Goal:
Retype the whole listing verbatim and keep the pictures out of it.

-- Start Records shown --

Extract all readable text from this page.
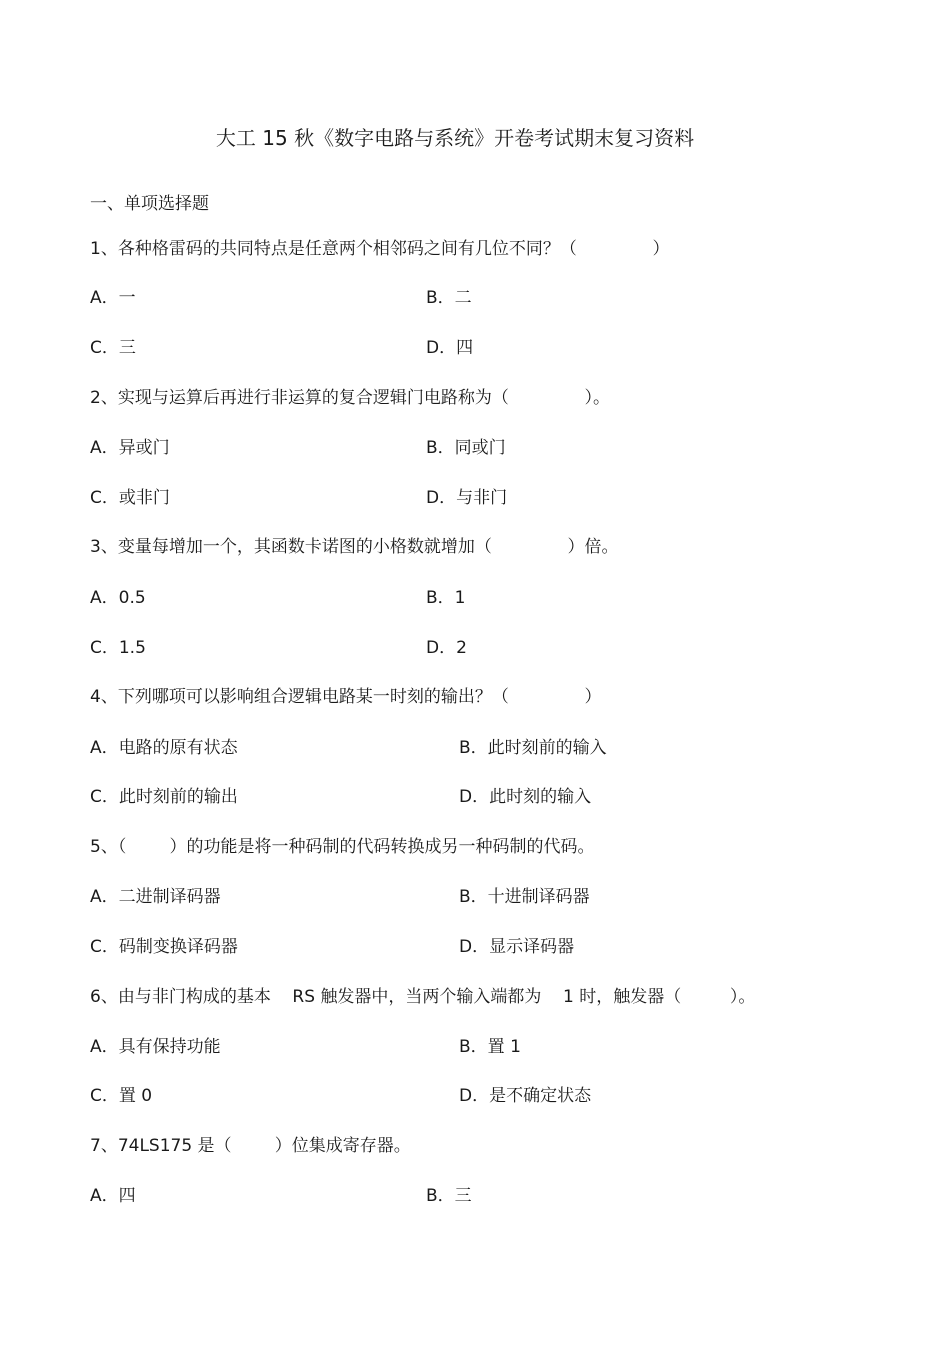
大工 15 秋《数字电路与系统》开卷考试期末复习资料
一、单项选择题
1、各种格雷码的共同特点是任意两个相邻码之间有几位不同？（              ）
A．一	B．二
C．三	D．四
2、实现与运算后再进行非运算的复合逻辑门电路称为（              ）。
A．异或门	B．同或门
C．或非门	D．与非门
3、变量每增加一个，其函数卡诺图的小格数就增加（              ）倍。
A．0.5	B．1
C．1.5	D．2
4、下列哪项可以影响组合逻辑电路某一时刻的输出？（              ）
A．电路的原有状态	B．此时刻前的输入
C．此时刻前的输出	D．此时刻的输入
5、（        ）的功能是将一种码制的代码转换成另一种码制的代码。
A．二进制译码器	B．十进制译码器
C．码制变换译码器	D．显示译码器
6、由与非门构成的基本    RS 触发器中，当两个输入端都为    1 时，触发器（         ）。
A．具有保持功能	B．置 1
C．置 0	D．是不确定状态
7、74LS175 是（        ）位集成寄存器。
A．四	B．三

-- End Records shown --

Exercise solution:
Extract all readable text from this page.
大工 15 秋《数字电路与系统》开卷考试期末复习资料
一、单项选择题
1、各种格雷码的共同特点是任意两个相邻码之间有几位不同？（              ）
A．一	B．二
C．三	D．四
2、实现与运算后再进行非运算的复合逻辑门电路称为（              ）。
A．异或门	B．同或门
C．或非门	D．与非门
3、变量每增加一个，其函数卡诺图的小格数就增加（              ）倍。
A．0.5	B．1
C．1.5	D．2
4、下列哪项可以影响组合逻辑电路某一时刻的输出？（              ）
A．电路的原有状态	B．此时刻前的输入
C．此时刻前的输出	D．此时刻的输入
5、（        ）的功能是将一种码制的代码转换成另一种码制的代码。
A．二进制译码器	B．十进制译码器
C．码制变换译码器	D．显示译码器
6、由与非门构成的基本    RS 触发器中，当两个输入端都为    1 时，触发器（         ）。
A．具有保持功能	B．置 1
C．置 0	D．是不确定状态
7、74LS175 是（        ）位集成寄存器。
A．四	B．三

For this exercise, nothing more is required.